What you have to do
List each line of the data that holds the string "name", please.

Structured figure records
* * *

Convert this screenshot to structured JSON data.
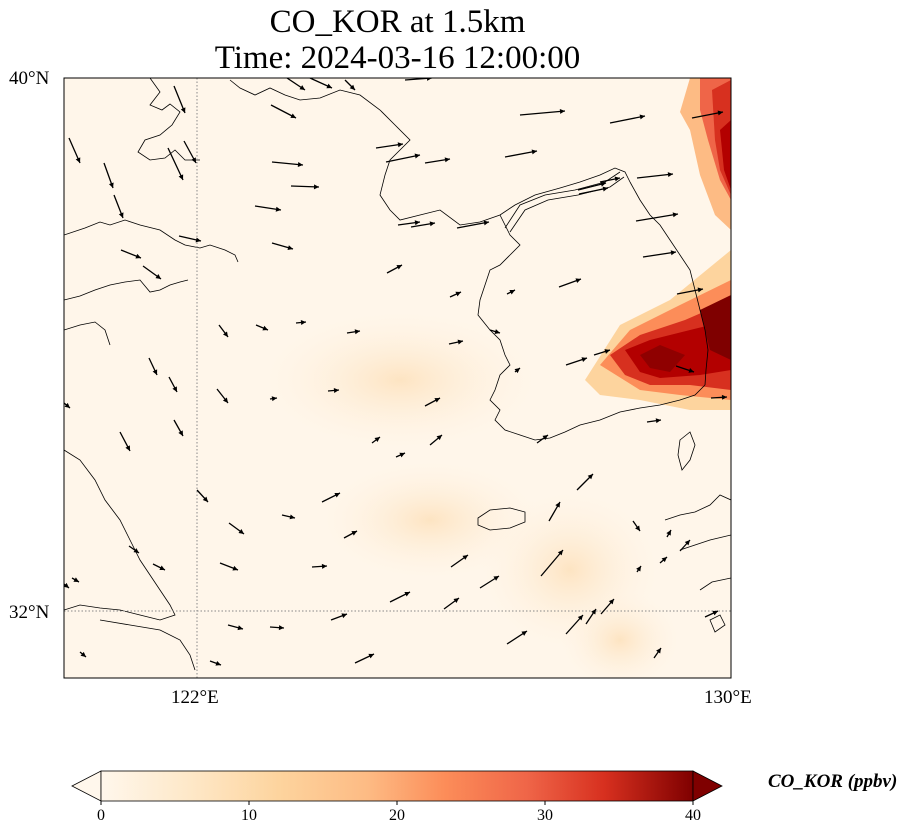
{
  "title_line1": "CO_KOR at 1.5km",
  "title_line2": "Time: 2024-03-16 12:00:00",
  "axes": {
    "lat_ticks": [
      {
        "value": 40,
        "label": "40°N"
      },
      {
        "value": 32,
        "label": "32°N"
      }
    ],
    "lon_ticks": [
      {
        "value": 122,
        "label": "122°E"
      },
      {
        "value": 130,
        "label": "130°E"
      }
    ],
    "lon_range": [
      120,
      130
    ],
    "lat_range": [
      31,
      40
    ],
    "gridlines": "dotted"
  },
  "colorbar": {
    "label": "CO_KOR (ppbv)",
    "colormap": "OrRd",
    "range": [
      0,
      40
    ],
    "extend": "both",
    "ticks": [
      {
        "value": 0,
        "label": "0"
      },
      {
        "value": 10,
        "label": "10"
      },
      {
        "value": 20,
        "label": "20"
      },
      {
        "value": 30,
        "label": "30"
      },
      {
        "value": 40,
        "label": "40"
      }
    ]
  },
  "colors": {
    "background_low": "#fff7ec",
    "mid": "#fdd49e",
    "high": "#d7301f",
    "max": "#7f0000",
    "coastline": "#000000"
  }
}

* * *

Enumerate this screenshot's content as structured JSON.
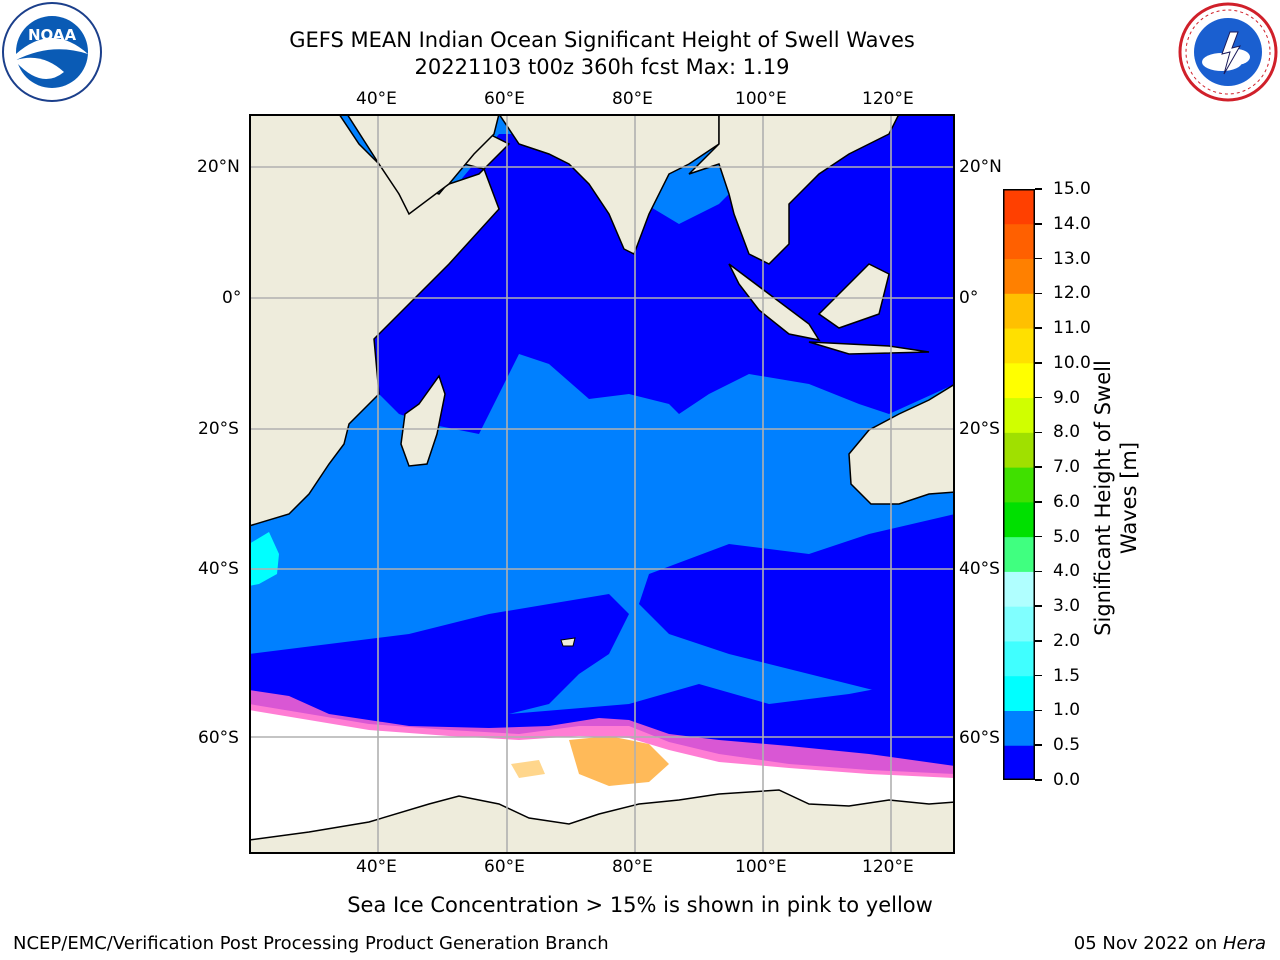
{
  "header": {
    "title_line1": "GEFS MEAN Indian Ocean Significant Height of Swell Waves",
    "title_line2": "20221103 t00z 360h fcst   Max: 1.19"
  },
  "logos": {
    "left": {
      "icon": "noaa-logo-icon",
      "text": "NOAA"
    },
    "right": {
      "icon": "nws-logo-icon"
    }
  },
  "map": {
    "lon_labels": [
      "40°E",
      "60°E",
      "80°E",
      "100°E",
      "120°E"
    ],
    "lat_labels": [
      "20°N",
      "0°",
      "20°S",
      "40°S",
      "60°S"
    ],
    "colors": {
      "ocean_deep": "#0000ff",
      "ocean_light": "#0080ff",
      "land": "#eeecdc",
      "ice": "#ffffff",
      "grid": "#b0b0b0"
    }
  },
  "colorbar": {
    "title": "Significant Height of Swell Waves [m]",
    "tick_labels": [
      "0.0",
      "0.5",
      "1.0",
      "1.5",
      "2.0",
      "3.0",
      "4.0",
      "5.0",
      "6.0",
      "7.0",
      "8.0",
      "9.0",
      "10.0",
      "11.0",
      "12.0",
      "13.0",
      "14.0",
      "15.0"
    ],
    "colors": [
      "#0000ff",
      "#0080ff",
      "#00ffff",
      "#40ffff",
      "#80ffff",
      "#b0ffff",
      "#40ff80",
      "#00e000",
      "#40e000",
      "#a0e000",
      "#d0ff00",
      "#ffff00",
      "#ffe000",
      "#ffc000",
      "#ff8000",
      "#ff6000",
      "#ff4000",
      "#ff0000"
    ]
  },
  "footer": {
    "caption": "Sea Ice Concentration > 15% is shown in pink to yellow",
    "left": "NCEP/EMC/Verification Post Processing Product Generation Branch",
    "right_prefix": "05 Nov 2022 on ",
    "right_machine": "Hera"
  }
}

* * *

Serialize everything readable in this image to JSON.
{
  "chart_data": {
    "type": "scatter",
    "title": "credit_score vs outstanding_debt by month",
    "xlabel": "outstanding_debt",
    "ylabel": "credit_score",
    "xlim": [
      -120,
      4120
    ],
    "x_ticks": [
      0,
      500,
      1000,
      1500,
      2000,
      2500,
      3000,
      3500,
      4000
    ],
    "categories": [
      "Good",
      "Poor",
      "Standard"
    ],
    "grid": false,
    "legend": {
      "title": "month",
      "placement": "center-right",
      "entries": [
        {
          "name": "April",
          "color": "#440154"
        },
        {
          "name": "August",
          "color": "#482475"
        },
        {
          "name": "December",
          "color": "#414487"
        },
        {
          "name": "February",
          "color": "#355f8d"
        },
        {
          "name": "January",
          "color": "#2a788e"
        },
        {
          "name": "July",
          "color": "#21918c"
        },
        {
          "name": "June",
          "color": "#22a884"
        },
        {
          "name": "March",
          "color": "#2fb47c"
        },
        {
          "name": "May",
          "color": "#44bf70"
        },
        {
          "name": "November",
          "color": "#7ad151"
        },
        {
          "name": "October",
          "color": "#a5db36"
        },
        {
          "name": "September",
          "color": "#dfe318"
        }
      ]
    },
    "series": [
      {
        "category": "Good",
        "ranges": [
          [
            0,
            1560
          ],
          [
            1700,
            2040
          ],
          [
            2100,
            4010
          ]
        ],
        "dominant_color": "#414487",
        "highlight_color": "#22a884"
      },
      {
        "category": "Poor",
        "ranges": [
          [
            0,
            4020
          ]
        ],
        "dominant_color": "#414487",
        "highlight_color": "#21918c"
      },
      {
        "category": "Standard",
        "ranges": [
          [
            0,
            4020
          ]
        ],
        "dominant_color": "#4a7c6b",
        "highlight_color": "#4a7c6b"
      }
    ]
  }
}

* * *

Exercise solution
          "name": "April",
          "name": "August",
          "name": "December",
          "name": "February",
          "name": "January",
          "name": "July",
          "name": "June",
          "name": "March",
          "name": "May",
          "name": "November",
          "name": "October",
          "name": "September",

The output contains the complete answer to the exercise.